# Problem description
Pick out every line below that contains the string "exercícios", and copy each one in full.

# Records

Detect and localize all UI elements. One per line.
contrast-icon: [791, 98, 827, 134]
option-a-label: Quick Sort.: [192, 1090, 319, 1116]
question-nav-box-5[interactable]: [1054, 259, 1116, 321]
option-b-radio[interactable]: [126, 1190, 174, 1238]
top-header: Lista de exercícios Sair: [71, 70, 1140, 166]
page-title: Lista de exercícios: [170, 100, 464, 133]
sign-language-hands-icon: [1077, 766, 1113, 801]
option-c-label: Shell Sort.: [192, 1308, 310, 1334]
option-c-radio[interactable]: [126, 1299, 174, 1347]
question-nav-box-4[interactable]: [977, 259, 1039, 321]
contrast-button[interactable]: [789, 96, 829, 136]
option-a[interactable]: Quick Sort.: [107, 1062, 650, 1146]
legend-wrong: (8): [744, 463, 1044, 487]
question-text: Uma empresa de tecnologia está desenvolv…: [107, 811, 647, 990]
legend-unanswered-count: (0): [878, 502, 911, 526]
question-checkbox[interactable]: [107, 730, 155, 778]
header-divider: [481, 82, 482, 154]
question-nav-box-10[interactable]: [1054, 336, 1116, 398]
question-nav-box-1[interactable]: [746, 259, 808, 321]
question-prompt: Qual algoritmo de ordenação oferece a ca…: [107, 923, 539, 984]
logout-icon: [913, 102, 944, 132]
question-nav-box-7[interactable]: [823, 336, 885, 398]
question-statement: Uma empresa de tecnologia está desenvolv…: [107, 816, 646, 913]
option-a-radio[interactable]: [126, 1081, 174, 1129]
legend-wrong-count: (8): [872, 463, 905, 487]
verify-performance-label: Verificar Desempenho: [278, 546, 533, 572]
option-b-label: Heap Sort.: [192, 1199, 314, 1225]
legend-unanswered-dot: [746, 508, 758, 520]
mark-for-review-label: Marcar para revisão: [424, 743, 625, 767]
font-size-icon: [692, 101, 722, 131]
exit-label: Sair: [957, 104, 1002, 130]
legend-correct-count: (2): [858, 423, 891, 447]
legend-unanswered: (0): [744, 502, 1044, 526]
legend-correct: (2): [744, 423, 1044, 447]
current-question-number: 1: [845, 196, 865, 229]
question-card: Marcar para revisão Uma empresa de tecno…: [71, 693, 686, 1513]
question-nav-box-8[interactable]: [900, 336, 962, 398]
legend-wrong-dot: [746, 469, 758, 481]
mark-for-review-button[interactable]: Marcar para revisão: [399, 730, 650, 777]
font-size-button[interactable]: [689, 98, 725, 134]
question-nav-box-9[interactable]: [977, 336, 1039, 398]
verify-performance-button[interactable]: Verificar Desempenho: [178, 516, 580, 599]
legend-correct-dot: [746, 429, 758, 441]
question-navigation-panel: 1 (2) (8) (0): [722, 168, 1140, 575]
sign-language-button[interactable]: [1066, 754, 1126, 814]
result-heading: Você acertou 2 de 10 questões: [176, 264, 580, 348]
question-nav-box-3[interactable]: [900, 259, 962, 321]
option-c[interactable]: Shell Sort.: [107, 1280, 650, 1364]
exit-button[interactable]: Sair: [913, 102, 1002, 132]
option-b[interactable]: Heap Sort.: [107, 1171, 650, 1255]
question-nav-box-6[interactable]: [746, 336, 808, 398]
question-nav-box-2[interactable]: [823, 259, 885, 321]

# Solution to the problem
top-header: Lista de exercícios Sair: [71, 70, 1140, 166]
page-title: Lista de exercícios: [170, 100, 464, 133]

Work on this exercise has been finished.